TO BE DONE >> Copy every line of the listing exactly.

EXTRACTED ENTRIES >>
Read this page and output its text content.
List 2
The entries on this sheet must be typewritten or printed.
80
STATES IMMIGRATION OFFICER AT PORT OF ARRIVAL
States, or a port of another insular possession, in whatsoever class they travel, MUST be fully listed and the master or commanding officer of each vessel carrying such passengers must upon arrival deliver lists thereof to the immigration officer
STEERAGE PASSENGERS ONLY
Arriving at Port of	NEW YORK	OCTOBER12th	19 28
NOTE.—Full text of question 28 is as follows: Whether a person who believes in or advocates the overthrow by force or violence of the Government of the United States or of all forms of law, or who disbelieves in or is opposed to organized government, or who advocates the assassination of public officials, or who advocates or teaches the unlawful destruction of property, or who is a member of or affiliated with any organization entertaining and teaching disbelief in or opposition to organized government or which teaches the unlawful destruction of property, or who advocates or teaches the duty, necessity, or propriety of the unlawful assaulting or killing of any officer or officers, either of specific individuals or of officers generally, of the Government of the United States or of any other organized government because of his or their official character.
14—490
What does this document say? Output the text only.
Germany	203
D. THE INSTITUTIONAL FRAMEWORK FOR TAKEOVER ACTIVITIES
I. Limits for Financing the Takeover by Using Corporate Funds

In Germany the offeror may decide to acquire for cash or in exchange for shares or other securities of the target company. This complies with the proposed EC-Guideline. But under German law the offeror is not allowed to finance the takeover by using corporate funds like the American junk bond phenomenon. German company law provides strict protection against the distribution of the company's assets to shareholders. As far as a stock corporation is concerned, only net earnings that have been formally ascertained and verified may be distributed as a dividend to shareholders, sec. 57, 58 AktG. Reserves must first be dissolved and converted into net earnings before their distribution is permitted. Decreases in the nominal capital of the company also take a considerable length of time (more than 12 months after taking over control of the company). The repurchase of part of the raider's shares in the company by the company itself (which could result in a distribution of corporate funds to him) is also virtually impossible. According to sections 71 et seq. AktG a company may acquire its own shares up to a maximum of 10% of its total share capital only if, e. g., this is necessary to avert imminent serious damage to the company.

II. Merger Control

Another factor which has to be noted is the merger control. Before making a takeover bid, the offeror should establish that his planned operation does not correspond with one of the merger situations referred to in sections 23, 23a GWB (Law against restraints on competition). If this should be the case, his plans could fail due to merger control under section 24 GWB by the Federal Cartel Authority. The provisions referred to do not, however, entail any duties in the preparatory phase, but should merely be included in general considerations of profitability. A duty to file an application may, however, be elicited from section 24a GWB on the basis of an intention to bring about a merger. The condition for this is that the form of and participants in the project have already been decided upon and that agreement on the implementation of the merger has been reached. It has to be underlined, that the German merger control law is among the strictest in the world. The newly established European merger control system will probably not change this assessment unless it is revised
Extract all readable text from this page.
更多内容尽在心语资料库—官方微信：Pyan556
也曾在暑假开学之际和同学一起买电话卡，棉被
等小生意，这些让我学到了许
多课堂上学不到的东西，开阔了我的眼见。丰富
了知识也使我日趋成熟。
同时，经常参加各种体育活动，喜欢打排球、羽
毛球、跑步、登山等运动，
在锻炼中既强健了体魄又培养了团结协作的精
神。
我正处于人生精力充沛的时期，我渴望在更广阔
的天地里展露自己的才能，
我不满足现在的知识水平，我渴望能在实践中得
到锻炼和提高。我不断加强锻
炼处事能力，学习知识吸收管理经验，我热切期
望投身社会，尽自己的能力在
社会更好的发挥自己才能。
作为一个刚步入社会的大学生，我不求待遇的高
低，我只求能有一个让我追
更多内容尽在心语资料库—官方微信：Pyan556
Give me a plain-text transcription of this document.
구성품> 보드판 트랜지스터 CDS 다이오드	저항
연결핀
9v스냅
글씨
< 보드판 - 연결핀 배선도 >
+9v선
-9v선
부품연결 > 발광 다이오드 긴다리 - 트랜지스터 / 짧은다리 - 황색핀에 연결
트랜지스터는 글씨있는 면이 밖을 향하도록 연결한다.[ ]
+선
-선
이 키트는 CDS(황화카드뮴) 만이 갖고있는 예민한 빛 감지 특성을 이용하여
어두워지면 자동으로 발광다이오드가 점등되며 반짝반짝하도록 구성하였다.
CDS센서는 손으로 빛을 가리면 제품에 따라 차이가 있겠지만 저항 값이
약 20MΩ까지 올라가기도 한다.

FULL SOLUTION >>
Read this page and output its text content.
List 2
The entries on this sheet must be typewritten or printed.
80
STATES IMMIGRATION OFFICER AT PORT OF ARRIVAL
States, or a port of another insular possession, in whatsoever class they travel, MUST be fully listed and the master or commanding officer of each vessel carrying such passengers must upon arrival deliver lists thereof to the immigration officer
STEERAGE PASSENGERS ONLY
Arriving at Port of	NEW YORK	OCTOBER12th	19 28
NOTE.—Full text of question 28 is as follows: Whether a person who believes in or advocates the overthrow by force or violence of the Government of the United States or of all forms of law, or who disbelieves in or is opposed to organized government, or who advocates the assassination of public officials, or who advocates or teaches the unlawful destruction of property, or who is a member of or affiliated with any organization entertaining and teaching disbelief in or opposition to organized government or which teaches the unlawful destruction of property, or who advocates or teaches the duty, necessity, or propriety of the unlawful assaulting or killing of any officer or officers, either of specific individuals or of officers generally, of the Government of the United States or of any other organized government because of his or their official character.
14—490
What does this document say? Output the text only.
Germany	203
D. THE INSTITUTIONAL FRAMEWORK FOR TAKEOVER ACTIVITIES
I. Limits for Financing the Takeover by Using Corporate Funds

In Germany the offeror may decide to acquire for cash or in exchange for shares or other securities of the target company. This complies with the proposed EC-Guideline. But under German law the offeror is not allowed to finance the takeover by using corporate funds like the American junk bond phenomenon. German company law provides strict protection against the distribution of the company's assets to shareholders. As far as a stock corporation is concerned, only net earnings that have been formally ascertained and verified may be distributed as a dividend to shareholders, sec. 57, 58 AktG. Reserves must first be dissolved and converted into net earnings before their distribution is permitted. Decreases in the nominal capital of the company also take a considerable length of time (more than 12 months after taking over control of the company). The repurchase of part of the raider's shares in the company by the company itself (which could result in a distribution of corporate funds to him) is also virtually impossible. According to sections 71 et seq. AktG a company may acquire its own shares up to a maximum of 10% of its total share capital only if, e. g., this is necessary to avert imminent serious damage to the company.

II. Merger Control

Another factor which has to be noted is the merger control. Before making a takeover bid, the offeror should establish that his planned operation does not correspond with one of the merger situations referred to in sections 23, 23a GWB (Law against restraints on competition). If this should be the case, his plans could fail due to merger control under section 24 GWB by the Federal Cartel Authority. The provisions referred to do not, however, entail any duties in the preparatory phase, but should merely be included in general considerations of profitability. A duty to file an application may, however, be elicited from section 24a GWB on the basis of an intention to bring about a merger. The condition for this is that the form of and participants in the project have already been decided upon and that agreement on the implementation of the merger has been reached. It has to be underlined, that the German merger control law is among the strictest in the world. The newly established European merger control system will probably not change this assessment unless it is revised
Extract all readable text from this page.
更多内容尽在心语资料库—官方微信：Pyan556
也曾在暑假开学之际和同学一起买电话卡，棉被
等小生意，这些让我学到了许
多课堂上学不到的东西，开阔了我的眼见。丰富
了知识也使我日趋成熟。
同时，经常参加各种体育活动，喜欢打排球、羽
毛球、跑步、登山等运动，
在锻炼中既强健了体魄又培养了团结协作的精
神。
我正处于人生精力充沛的时期，我渴望在更广阔
的天地里展露自己的才能，
我不满足现在的知识水平，我渴望能在实践中得
到锻炼和提高。我不断加强锻
炼处事能力，学习知识吸收管理经验，我热切期
望投身社会，尽自己的能力在
社会更好的发挥自己才能。
作为一个刚步入社会的大学生，我不求待遇的高
低，我只求能有一个让我追
更多内容尽在心语资料库—官方微信：Pyan556
Give me a plain-text transcription of this document.
구성품> 보드판 트랜지스터 CDS 다이오드	저항
연결핀
9v스냅
글씨
< 보드판 - 연결핀 배선도 >
+9v선
-9v선
부품연결 > 발광 다이오드 긴다리 - 트랜지스터 / 짧은다리 - 황색핀에 연결
트랜지스터는 글씨있는 면이 밖을 향하도록 연결한다.[ ]
+선
-선
이 키트는 CDS(황화카드뮴) 만이 갖고있는 예민한 빛 감지 특성을 이용하여
어두워지면 자동으로 발광다이오드가 점등되며 반짝반짝하도록 구성하였다.
CDS센서는 손으로 빛을 가리면 제품에 따라 차이가 있겠지만 저항 값이
약 20MΩ까지 올라가기도 한다.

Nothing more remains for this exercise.